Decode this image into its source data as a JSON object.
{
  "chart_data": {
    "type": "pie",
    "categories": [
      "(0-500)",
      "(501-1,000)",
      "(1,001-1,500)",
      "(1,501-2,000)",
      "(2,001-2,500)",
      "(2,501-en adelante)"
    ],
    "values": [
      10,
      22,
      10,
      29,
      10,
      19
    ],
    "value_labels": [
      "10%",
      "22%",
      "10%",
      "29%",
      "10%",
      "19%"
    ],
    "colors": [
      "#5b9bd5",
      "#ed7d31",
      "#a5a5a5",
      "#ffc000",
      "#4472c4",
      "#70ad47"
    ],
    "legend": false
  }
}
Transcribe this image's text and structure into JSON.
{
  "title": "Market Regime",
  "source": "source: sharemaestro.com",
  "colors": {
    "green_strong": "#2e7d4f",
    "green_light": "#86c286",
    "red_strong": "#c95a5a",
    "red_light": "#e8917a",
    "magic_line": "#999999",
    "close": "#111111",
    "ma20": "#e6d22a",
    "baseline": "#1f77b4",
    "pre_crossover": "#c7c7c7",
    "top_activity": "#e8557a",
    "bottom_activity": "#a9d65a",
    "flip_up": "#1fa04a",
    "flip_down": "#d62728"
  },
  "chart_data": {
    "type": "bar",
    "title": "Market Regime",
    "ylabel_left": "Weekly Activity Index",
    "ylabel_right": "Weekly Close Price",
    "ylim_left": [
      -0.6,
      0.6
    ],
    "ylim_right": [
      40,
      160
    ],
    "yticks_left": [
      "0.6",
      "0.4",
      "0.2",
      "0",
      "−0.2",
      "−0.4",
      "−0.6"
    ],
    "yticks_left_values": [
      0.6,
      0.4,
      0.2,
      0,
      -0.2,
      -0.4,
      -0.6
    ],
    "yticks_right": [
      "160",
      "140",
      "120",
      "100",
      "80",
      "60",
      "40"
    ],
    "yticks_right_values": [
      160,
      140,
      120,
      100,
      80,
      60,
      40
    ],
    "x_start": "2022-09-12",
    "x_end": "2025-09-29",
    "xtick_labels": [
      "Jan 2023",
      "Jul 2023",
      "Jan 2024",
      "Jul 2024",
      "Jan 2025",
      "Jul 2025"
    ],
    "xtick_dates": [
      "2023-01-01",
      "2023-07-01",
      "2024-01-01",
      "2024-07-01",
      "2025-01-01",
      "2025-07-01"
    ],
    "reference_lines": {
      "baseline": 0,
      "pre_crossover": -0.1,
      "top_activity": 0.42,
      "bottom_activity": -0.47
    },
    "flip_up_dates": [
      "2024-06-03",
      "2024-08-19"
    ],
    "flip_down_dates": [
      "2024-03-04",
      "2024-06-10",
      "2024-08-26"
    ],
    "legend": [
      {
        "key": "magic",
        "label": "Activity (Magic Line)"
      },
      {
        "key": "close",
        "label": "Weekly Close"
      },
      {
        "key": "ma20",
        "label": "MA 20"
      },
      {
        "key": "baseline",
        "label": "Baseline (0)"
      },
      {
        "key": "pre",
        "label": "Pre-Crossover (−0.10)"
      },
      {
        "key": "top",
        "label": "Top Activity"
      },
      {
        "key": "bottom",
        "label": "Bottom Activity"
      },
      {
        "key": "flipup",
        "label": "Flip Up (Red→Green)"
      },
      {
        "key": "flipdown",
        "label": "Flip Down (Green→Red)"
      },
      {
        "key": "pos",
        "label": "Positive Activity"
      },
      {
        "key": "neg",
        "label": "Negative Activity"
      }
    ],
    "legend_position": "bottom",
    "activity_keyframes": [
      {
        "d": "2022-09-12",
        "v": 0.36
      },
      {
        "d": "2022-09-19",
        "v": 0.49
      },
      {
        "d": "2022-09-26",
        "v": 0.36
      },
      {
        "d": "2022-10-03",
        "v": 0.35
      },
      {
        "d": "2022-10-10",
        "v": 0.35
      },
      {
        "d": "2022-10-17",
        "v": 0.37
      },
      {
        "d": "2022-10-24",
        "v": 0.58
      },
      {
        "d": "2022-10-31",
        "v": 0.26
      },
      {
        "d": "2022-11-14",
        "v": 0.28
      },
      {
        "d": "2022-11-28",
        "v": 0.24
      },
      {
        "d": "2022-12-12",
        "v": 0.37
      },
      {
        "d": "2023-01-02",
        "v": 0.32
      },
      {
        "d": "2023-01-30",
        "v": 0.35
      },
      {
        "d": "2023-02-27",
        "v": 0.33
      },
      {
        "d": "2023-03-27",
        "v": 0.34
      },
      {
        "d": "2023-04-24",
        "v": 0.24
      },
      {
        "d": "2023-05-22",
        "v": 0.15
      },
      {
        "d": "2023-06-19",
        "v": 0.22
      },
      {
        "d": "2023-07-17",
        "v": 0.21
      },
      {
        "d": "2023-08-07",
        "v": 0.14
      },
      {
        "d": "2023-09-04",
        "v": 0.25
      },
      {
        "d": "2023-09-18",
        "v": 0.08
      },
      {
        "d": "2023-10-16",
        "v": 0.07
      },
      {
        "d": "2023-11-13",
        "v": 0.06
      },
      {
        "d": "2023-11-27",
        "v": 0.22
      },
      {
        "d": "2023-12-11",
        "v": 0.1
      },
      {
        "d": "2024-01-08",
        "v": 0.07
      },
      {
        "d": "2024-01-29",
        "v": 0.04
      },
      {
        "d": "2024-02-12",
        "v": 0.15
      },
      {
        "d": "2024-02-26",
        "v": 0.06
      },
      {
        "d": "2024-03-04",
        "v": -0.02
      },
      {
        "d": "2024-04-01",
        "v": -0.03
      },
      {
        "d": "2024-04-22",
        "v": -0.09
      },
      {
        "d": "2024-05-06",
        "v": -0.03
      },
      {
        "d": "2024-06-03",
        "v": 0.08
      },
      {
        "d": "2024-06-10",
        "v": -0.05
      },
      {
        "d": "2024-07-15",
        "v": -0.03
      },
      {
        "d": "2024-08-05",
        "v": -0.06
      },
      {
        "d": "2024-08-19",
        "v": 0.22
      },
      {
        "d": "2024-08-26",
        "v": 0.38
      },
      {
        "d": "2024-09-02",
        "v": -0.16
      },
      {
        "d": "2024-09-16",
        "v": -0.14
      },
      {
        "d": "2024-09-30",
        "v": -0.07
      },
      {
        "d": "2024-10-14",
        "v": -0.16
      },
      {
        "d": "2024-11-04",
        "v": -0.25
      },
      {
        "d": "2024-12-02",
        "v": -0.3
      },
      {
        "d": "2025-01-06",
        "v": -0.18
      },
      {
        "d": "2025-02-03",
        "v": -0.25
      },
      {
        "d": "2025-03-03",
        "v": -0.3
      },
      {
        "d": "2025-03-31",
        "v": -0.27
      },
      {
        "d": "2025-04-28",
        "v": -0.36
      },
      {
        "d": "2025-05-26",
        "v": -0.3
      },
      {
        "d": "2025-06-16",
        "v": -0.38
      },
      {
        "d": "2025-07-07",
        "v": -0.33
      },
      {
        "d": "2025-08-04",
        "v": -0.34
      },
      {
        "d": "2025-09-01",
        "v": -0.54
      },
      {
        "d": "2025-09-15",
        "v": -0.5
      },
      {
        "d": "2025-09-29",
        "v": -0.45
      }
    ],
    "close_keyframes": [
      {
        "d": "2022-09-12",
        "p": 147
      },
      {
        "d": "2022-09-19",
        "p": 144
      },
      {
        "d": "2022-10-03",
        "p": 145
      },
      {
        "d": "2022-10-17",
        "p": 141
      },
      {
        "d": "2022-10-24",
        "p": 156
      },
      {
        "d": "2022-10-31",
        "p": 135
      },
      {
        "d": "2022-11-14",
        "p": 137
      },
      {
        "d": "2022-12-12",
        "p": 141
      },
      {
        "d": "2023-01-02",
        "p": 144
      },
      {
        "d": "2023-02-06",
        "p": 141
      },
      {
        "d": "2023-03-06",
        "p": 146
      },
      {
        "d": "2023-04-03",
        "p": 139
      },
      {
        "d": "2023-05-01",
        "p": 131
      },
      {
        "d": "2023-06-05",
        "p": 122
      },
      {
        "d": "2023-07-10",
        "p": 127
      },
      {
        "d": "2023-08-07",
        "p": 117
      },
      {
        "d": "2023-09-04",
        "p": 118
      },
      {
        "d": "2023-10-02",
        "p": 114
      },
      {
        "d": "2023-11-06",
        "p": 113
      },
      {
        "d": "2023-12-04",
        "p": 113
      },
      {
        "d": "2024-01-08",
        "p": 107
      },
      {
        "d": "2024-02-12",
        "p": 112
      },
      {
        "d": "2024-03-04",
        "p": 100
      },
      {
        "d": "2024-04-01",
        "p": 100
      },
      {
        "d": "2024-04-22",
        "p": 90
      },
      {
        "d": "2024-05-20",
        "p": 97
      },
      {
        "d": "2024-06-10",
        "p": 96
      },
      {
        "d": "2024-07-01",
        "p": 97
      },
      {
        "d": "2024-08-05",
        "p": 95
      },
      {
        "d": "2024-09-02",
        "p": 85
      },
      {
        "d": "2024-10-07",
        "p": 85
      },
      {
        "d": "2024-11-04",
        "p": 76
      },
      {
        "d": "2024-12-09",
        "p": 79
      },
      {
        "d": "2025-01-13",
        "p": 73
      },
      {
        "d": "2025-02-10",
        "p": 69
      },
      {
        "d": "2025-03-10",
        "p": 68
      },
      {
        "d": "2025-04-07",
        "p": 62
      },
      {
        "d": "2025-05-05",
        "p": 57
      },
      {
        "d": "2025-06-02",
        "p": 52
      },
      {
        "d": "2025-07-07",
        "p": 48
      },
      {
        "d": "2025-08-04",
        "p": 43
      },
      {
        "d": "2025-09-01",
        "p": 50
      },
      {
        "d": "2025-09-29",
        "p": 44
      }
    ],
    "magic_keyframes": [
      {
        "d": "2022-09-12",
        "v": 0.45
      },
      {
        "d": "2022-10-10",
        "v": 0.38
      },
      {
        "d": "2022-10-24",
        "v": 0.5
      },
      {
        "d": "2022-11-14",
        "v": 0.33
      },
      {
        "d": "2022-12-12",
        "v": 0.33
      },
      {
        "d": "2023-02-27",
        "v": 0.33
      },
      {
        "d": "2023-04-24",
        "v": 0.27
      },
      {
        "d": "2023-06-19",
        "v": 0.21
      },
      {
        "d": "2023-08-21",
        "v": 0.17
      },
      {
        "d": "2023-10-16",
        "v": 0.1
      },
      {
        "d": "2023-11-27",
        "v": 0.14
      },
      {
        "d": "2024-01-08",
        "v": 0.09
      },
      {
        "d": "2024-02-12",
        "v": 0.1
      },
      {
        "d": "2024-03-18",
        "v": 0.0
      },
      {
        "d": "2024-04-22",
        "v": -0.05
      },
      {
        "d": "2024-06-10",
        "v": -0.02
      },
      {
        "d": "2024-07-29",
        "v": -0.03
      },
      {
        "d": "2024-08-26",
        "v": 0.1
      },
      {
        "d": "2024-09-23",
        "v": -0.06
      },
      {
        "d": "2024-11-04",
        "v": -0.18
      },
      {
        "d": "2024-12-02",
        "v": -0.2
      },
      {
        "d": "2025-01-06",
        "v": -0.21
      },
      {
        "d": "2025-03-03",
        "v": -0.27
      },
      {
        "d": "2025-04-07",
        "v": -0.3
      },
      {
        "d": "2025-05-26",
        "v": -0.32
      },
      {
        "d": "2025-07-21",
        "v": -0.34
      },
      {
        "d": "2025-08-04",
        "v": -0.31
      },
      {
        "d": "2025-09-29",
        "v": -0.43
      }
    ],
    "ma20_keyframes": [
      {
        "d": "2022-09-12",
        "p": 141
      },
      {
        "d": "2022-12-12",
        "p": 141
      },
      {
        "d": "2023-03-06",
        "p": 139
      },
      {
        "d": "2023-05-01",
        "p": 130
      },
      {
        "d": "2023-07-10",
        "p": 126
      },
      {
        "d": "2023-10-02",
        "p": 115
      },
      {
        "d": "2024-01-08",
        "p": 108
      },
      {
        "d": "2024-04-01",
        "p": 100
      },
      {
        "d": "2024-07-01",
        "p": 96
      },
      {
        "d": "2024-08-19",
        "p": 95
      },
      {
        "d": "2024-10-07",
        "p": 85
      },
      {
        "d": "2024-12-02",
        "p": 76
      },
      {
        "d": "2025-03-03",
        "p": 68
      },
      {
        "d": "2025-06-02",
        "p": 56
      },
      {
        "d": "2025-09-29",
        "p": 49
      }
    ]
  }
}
___
• [Aim] Scan the records above for the string "Weekly", then report every line that contains it.

• [Solved exercise]
    "ylabel_left": "Weekly Activity Index",
    "ylabel_right": "Weekly Close Price",
        "label": "Weekly Close"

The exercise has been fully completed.